• **Text segment**:
════════

The notion of a destructor in Rust is provided through the Drop trait. The destructor is called when the resource goes out of scope. This trait is not required to be implemented for every type, only implement it for your type if you require its own destructor logic.

Run the below example to see how the Drop trait works. When the variable in the main function goes out of scope the custom destructor will be invoked.

struct ToDrop;

impl Drop for ToDrop {

fn drop(&mut self) {

println!("ToDrop is being dropped");

}

fn main() {

let x = ToDrop;

println!("Made a ToDrop!");

}

See also:

Box

Ownership and moves

Because variables are in charge of freeing their own resources, resources can only have one owner. This also prevents resources from being freed more than once. Note that not all variables own resources (e.g. references).

When doing assignments (let x = y) or passing function arguments by value (foo(x)), the ownership of the resources is transferred. In Rust-speak, this is known as a move.

After moving resources, the previous owner can no longer be used. This avoids creating dangling pointers.

════════

(Stored dataset items)
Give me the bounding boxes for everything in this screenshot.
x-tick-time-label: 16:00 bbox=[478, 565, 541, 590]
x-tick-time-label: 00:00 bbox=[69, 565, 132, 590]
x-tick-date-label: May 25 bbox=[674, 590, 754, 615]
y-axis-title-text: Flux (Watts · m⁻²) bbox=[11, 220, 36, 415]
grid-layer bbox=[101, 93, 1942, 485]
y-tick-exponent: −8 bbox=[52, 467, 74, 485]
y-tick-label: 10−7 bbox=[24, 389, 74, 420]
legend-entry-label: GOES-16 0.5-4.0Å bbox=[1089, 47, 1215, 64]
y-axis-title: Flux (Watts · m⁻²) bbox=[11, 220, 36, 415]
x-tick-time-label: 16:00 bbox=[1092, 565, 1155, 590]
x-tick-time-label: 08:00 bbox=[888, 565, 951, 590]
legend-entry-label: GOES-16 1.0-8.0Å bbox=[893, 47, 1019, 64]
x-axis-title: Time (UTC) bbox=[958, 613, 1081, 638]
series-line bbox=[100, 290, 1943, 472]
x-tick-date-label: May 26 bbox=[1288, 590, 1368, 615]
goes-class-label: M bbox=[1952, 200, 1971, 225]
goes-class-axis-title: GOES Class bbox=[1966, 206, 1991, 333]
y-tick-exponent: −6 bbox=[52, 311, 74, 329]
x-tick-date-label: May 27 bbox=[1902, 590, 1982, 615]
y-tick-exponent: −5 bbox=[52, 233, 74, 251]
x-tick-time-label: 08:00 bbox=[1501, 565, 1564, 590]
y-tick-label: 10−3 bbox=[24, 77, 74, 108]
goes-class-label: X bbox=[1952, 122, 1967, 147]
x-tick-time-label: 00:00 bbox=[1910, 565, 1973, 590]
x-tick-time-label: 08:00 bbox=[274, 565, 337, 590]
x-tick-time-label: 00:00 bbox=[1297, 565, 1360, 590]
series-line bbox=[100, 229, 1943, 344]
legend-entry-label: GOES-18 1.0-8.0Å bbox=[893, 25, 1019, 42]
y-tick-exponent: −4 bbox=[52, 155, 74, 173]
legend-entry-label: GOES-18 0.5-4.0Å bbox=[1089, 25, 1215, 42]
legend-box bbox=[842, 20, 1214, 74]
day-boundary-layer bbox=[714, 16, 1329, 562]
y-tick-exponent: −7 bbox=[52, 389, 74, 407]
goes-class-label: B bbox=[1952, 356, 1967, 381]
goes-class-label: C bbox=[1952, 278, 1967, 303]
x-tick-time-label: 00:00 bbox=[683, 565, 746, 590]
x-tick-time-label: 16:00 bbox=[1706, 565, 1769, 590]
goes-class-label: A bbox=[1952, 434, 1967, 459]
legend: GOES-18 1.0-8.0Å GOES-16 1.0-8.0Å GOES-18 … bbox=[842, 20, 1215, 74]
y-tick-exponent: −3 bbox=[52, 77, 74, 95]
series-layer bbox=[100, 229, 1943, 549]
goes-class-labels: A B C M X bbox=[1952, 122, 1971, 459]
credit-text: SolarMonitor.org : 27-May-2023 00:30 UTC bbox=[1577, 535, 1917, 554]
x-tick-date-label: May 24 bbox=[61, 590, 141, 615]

════════

• **Exercises to complete**:
- 1) Reproduce everything in the Rust passage from "Ownership and moves" down to "resources (e.g. references).", word for word.
- 2) Write out the records verbatim, from their first line down to the line containing "x-tick-time-label: 16:00 bbox=[1706, 565, 1769, 590]", with both of those lines included.

• **Outputs for the tasks**:
- 1)
Ownership and moves

Because variables are in charge of freeing their own resources, resources can only have one owner. This also prevents resources from being freed more than once. Note that not all variables own resources (e.g. references).

- 2)
Give me the bounding boxes for everything in this screenshot.
x-tick-time-label: 16:00 bbox=[478, 565, 541, 590]
x-tick-time-label: 00:00 bbox=[69, 565, 132, 590]
x-tick-date-label: May 25 bbox=[674, 590, 754, 615]
y-axis-title-text: Flux (Watts · m⁻²) bbox=[11, 220, 36, 415]
grid-layer bbox=[101, 93, 1942, 485]
y-tick-exponent: −8 bbox=[52, 467, 74, 485]
y-tick-label: 10−7 bbox=[24, 389, 74, 420]
legend-entry-label: GOES-16 0.5-4.0Å bbox=[1089, 47, 1215, 64]
y-axis-title: Flux (Watts · m⁻²) bbox=[11, 220, 36, 415]
x-tick-time-label: 16:00 bbox=[1092, 565, 1155, 590]
x-tick-time-label: 08:00 bbox=[888, 565, 951, 590]
legend-entry-label: GOES-16 1.0-8.0Å bbox=[893, 47, 1019, 64]
x-axis-title: Time (UTC) bbox=[958, 613, 1081, 638]
series-line bbox=[100, 290, 1943, 472]
x-tick-date-label: May 26 bbox=[1288, 590, 1368, 615]
goes-class-label: M bbox=[1952, 200, 1971, 225]
goes-class-axis-title: GOES Class bbox=[1966, 206, 1991, 333]
y-tick-exponent: −6 bbox=[52, 311, 74, 329]
x-tick-date-label: May 27 bbox=[1902, 590, 1982, 615]
y-tick-exponent: −5 bbox=[52, 233, 74, 251]
x-tick-time-label: 08:00 bbox=[1501, 565, 1564, 590]
y-tick-label: 10−3 bbox=[24, 77, 74, 108]
goes-class-label: X bbox=[1952, 122, 1967, 147]
x-tick-time-label: 00:00 bbox=[1910, 565, 1973, 590]
x-tick-time-label: 08:00 bbox=[274, 565, 337, 590]
x-tick-time-label: 00:00 bbox=[1297, 565, 1360, 590]
series-line bbox=[100, 229, 1943, 344]
legend-entry-label: GOES-18 1.0-8.0Å bbox=[893, 25, 1019, 42]
y-tick-exponent: −4 bbox=[52, 155, 74, 173]
legend-entry-label: GOES-18 0.5-4.0Å bbox=[1089, 25, 1215, 42]
legend-box bbox=[842, 20, 1214, 74]
day-boundary-layer bbox=[714, 16, 1329, 562]
y-tick-exponent: −7 bbox=[52, 389, 74, 407]
goes-class-label: B bbox=[1952, 356, 1967, 381]
goes-class-label: C bbox=[1952, 278, 1967, 303]
x-tick-time-label: 00:00 bbox=[683, 565, 746, 590]
x-tick-time-label: 16:00 bbox=[1706, 565, 1769, 590]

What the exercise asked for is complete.